- Instructions to follow
List every line in the records below that contains the string "Stopwatch".

— Start —

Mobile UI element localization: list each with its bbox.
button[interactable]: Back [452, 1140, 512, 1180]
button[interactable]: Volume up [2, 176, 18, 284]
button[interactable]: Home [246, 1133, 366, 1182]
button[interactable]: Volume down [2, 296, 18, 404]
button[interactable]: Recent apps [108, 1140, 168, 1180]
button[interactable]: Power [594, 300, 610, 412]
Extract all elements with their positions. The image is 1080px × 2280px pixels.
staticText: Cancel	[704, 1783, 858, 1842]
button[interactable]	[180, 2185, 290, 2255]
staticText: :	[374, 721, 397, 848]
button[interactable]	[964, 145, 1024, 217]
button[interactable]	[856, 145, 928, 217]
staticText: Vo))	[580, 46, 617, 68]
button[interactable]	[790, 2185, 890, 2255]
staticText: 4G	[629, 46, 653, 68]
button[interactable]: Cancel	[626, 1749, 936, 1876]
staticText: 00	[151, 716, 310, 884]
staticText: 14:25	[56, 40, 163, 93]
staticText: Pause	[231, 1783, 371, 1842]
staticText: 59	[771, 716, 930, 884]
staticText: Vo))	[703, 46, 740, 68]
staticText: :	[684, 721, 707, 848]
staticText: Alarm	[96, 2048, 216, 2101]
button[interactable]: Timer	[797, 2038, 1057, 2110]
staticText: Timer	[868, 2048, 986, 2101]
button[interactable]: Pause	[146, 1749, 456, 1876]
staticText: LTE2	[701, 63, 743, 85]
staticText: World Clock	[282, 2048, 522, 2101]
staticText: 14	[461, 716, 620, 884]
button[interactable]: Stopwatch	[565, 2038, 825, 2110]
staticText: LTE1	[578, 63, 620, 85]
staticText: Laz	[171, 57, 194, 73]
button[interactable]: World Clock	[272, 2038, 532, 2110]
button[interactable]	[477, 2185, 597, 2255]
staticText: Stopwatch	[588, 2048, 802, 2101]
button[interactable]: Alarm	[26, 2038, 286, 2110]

— End —

- Output for this task
button[interactable]: Stopwatch	[565, 2038, 825, 2110]
staticText: Stopwatch	[588, 2048, 802, 2101]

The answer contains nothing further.